THE EXERCISE: Every entry below must be repeated exactly; skip the pictures.

LISTED RECORDS:
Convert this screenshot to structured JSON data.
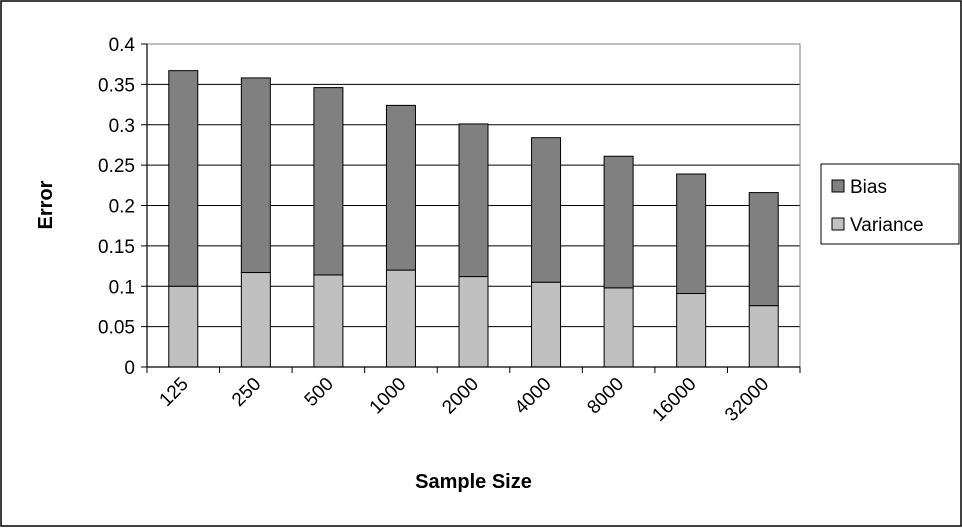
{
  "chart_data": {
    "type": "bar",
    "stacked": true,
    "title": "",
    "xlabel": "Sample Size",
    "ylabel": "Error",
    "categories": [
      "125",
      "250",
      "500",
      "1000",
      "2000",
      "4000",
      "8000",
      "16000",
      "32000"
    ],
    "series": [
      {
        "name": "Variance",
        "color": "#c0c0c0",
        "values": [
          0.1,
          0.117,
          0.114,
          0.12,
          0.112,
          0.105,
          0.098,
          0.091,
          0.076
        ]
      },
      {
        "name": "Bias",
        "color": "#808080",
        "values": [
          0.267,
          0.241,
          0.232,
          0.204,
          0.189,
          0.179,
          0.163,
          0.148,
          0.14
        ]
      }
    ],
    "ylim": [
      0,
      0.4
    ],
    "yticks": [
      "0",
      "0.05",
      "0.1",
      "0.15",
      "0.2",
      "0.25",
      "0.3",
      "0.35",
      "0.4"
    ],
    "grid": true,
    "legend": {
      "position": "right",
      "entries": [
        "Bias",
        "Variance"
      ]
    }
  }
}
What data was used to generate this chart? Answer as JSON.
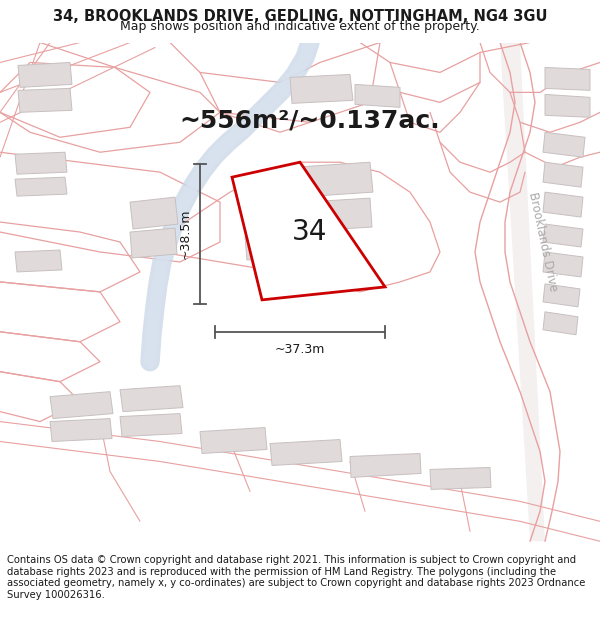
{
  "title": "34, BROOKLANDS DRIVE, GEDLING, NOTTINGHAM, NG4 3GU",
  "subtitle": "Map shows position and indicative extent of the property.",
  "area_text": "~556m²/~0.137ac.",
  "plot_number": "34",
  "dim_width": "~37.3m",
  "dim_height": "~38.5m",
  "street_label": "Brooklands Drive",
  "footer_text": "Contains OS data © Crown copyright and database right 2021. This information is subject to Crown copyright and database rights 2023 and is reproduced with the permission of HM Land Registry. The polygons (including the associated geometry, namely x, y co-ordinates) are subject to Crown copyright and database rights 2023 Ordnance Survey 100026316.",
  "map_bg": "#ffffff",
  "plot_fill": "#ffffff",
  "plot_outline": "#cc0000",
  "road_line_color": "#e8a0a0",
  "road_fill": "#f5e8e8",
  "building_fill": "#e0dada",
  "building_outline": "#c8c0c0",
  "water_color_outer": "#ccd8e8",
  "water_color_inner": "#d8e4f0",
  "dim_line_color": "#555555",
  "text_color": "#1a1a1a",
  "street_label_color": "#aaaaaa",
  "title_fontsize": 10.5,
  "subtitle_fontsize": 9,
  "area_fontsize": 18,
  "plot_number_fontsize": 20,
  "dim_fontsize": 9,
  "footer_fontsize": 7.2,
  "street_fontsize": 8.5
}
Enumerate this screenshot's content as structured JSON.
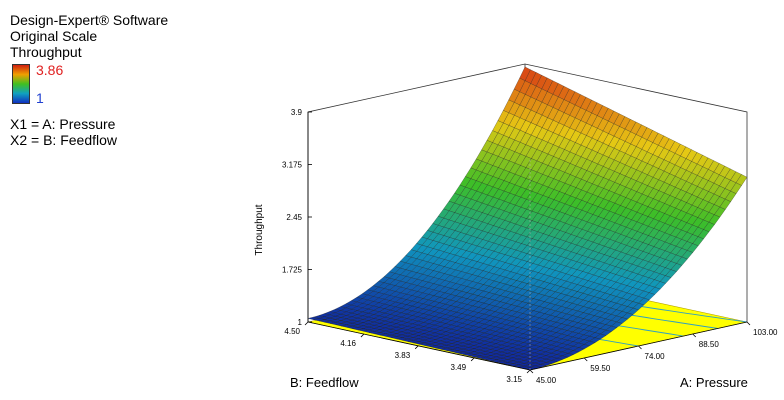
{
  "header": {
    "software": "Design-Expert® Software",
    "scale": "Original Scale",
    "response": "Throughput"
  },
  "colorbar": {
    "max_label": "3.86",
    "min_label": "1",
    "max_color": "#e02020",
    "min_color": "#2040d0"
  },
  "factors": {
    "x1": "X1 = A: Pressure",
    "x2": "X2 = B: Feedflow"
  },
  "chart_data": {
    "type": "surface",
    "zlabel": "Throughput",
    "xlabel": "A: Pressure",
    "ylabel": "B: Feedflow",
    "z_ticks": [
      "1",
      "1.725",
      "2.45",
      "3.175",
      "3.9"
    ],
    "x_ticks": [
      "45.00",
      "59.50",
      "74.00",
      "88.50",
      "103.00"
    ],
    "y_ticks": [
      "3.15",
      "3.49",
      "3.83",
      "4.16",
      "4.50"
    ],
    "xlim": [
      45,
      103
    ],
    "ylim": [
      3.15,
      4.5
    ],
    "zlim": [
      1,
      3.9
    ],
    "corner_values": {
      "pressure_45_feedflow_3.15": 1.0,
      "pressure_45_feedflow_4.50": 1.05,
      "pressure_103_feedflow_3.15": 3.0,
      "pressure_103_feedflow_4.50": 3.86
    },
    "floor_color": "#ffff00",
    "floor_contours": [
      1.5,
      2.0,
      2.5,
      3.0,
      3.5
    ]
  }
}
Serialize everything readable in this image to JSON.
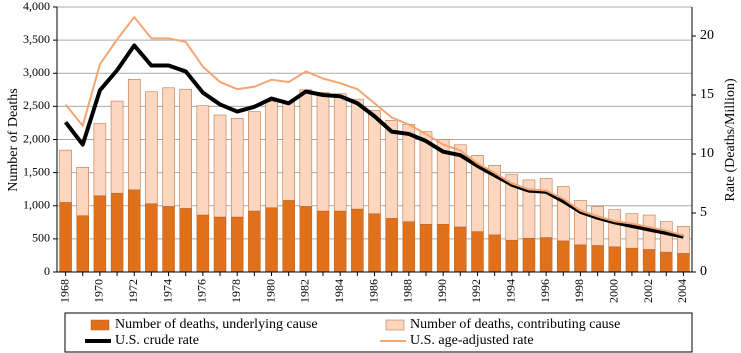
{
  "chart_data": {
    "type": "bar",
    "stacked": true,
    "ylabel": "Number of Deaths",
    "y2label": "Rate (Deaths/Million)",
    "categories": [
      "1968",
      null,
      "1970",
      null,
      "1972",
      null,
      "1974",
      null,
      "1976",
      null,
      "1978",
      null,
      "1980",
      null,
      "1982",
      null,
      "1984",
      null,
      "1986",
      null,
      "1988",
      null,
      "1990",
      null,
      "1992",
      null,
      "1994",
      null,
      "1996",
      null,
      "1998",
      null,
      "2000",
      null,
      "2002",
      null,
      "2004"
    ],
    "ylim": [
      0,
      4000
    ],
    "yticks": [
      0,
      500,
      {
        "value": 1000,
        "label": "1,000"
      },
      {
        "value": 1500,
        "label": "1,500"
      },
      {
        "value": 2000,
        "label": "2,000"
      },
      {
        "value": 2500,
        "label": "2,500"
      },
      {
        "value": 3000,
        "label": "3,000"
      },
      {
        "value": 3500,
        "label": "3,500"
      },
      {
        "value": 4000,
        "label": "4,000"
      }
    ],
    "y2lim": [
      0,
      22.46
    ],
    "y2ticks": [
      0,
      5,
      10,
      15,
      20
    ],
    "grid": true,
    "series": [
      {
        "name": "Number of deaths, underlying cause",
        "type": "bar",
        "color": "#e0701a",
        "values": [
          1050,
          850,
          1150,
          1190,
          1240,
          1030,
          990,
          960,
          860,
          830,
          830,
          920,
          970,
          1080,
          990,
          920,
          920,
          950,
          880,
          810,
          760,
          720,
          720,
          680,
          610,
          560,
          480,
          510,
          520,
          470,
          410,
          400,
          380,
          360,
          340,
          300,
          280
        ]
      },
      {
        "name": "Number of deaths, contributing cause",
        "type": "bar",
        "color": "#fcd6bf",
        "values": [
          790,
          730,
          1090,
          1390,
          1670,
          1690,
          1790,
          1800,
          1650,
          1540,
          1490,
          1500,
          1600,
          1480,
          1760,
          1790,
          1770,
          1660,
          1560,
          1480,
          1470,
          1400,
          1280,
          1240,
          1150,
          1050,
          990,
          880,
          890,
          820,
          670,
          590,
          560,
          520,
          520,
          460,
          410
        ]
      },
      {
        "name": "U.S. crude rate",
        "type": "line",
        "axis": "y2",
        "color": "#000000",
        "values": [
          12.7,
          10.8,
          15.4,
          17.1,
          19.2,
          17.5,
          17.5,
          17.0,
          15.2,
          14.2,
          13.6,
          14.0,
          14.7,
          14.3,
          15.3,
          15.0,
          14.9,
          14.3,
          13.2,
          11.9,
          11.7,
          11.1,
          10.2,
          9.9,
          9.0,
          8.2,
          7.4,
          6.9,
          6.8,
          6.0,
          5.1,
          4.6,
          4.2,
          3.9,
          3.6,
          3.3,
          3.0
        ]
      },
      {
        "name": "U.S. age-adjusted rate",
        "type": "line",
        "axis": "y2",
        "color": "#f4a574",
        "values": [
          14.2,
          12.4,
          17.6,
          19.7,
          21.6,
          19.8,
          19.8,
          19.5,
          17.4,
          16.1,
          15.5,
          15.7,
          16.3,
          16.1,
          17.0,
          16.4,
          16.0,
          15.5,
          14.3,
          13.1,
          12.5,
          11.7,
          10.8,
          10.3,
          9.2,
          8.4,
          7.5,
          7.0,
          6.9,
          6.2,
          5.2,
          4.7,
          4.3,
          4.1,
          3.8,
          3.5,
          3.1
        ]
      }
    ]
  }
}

TASK RESULT:
Convert this screenshot to structured JSON data.
{
  "chart_data": {
    "type": "bar",
    "stacked": true,
    "title": "",
    "xlabel": "Sample Size",
    "ylabel": "Error",
    "categories": [
      "125",
      "250",
      "500",
      "1000",
      "2000",
      "4000",
      "8000",
      "16000",
      "32000"
    ],
    "series": [
      {
        "name": "Variance",
        "color": "#c0c0c0",
        "values": [
          0.1,
          0.117,
          0.114,
          0.12,
          0.112,
          0.105,
          0.098,
          0.091,
          0.076
        ]
      },
      {
        "name": "Bias",
        "color": "#808080",
        "values": [
          0.267,
          0.241,
          0.232,
          0.204,
          0.189,
          0.179,
          0.163,
          0.148,
          0.14
        ]
      }
    ],
    "ylim": [
      0,
      0.4
    ],
    "yticks": [
      "0",
      "0.05",
      "0.1",
      "0.15",
      "0.2",
      "0.25",
      "0.3",
      "0.35",
      "0.4"
    ],
    "grid": true,
    "legend": {
      "position": "right",
      "entries": [
        "Bias",
        "Variance"
      ]
    }
  }
}
What data was used to generate this chart? Answer as JSON.
{
  "title": "34, BROOKLANDS DRIVE, GEDLING, NOTTINGHAM, NG4 3GU",
  "subtitle": "Map shows position and indicative extent of the property.",
  "area_text": "~556m²/~0.137ac.",
  "plot_number": "34",
  "dim_width": "~37.3m",
  "dim_height": "~38.5m",
  "street_label": "Brooklands Drive",
  "footer_text": "Contains OS data © Crown copyright and database right 2021. This information is subject to Crown copyright and database rights 2023 and is reproduced with the permission of HM Land Registry. The polygons (including the associated geometry, namely x, y co-ordinates) are subject to Crown copyright and database rights 2023 Ordnance Survey 100026316.",
  "map_bg": "#ffffff",
  "plot_fill": "#ffffff",
  "plot_outline": "#cc0000",
  "road_line_color": "#e8a0a0",
  "road_fill": "#f5e8e8",
  "building_fill": "#e0dada",
  "building_outline": "#c8c0c0",
  "water_color_outer": "#ccd8e8",
  "water_color_inner": "#d8e4f0",
  "dim_line_color": "#555555",
  "text_color": "#1a1a1a",
  "street_label_color": "#aaaaaa",
  "title_fontsize": 10.5,
  "subtitle_fontsize": 9,
  "area_fontsize": 18,
  "plot_number_fontsize": 20,
  "dim_fontsize": 9,
  "footer_fontsize": 7.2,
  "street_fontsize": 8.5
}
Enumerate this screenshot's content as structured JSON.
{
  "header": {
    "software": "Design-Expert® Software",
    "scale": "Original Scale",
    "response": "Throughput"
  },
  "colorbar": {
    "max_label": "3.86",
    "min_label": "1",
    "max_color": "#e02020",
    "min_color": "#2040d0"
  },
  "factors": {
    "x1": "X1 = A: Pressure",
    "x2": "X2 = B: Feedflow"
  },
  "chart_data": {
    "type": "surface",
    "zlabel": "Throughput",
    "xlabel": "A: Pressure",
    "ylabel": "B: Feedflow",
    "z_ticks": [
      "1",
      "1.725",
      "2.45",
      "3.175",
      "3.9"
    ],
    "x_ticks": [
      "45.00",
      "59.50",
      "74.00",
      "88.50",
      "103.00"
    ],
    "y_ticks": [
      "3.15",
      "3.49",
      "3.83",
      "4.16",
      "4.50"
    ],
    "xlim": [
      45,
      103
    ],
    "ylim": [
      3.15,
      4.5
    ],
    "zlim": [
      1,
      3.9
    ],
    "corner_values": {
      "pressure_45_feedflow_3.15": 1.0,
      "pressure_45_feedflow_4.50": 1.05,
      "pressure_103_feedflow_3.15": 3.0,
      "pressure_103_feedflow_4.50": 3.86
    },
    "floor_color": "#ffff00",
    "floor_contours": [
      1.5,
      2.0,
      2.5,
      3.0,
      3.5
    ]
  }
}
Serialize everything readable in this image to JSON.
{
  "chart_data": {
    "type": "bar",
    "stacked": true,
    "ylabel": "Number of Deaths",
    "y2label": "Rate (Deaths/Million)",
    "categories": [
      "1968",
      null,
      "1970",
      null,
      "1972",
      null,
      "1974",
      null,
      "1976",
      null,
      "1978",
      null,
      "1980",
      null,
      "1982",
      null,
      "1984",
      null,
      "1986",
      null,
      "1988",
      null,
      "1990",
      null,
      "1992",
      null,
      "1994",
      null,
      "1996",
      null,
      "1998",
      null,
      "2000",
      null,
      "2002",
      null,
      "2004"
    ],
    "ylim": [
      0,
      4000
    ],
    "yticks": [
      0,
      500,
      {
        "value": 1000,
        "label": "1,000"
      },
      {
        "value": 1500,
        "label": "1,500"
      },
      {
        "value": 2000,
        "label": "2,000"
      },
      {
        "value": 2500,
        "label": "2,500"
      },
      {
        "value": 3000,
        "label": "3,000"
      },
      {
        "value": 3500,
        "label": "3,500"
      },
      {
        "value": 4000,
        "label": "4,000"
      }
    ],
    "y2lim": [
      0,
      22.46
    ],
    "y2ticks": [
      0,
      5,
      10,
      15,
      20
    ],
    "grid": true,
    "series": [
      {
        "name": "Number of deaths, underlying cause",
        "type": "bar",
        "color": "#e0701a",
        "values": [
          1050,
          850,
          1150,
          1190,
          1240,
          1030,
          990,
          960,
          860,
          830,
          830,
          920,
          970,
          1080,
          990,
          920,
          920,
          950,
          880,
          810,
          760,
          720,
          720,
          680,
          610,
          560,
          480,
          510,
          520,
          470,
          410,
          400,
          380,
          360,
          340,
          300,
          280
        ]
      },
      {
        "name": "Number of deaths, contributing cause",
        "type": "bar",
        "color": "#fcd6bf",
        "values": [
          790,
          730,
          1090,
          1390,
          1670,
          1690,
          1790,
          1800,
          1650,
          1540,
          1490,
          1500,
          1600,
          1480,
          1760,
          1790,
          1770,
          1660,
          1560,
          1480,
          1470,
          1400,
          1280,
          1240,
          1150,
          1050,
          990,
          880,
          890,
          820,
          670,
          590,
          560,
          520,
          520,
          460,
          410
        ]
      },
      {
        "name": "U.S. crude rate",
        "type": "line",
        "axis": "y2",
        "color": "#000000",
        "values": [
          12.7,
          10.8,
          15.4,
          17.1,
          19.2,
          17.5,
          17.5,
          17.0,
          15.2,
          14.2,
          13.6,
          14.0,
          14.7,
          14.3,
          15.3,
          15.0,
          14.9,
          14.3,
          13.2,
          11.9,
          11.7,
          11.1,
          10.2,
          9.9,
          9.0,
          8.2,
          7.4,
          6.9,
          6.8,
          6.0,
          5.1,
          4.6,
          4.2,
          3.9,
          3.6,
          3.3,
          3.0
        ]
      },
      {
        "name": "U.S. age-adjusted rate",
        "type": "line",
        "axis": "y2",
        "color": "#f4a574",
        "values": [
          14.2,
          12.4,
          17.6,
          19.7,
          21.6,
          19.8,
          19.8,
          19.5,
          17.4,
          16.1,
          15.5,
          15.7,
          16.3,
          16.1,
          17.0,
          16.4,
          16.0,
          15.5,
          14.3,
          13.1,
          12.5,
          11.7,
          10.8,
          10.3,
          9.2,
          8.4,
          7.5,
          7.0,
          6.9,
          6.2,
          5.2,
          4.7,
          4.3,
          4.1,
          3.8,
          3.5,
          3.1
        ]
      }
    ]
  }
}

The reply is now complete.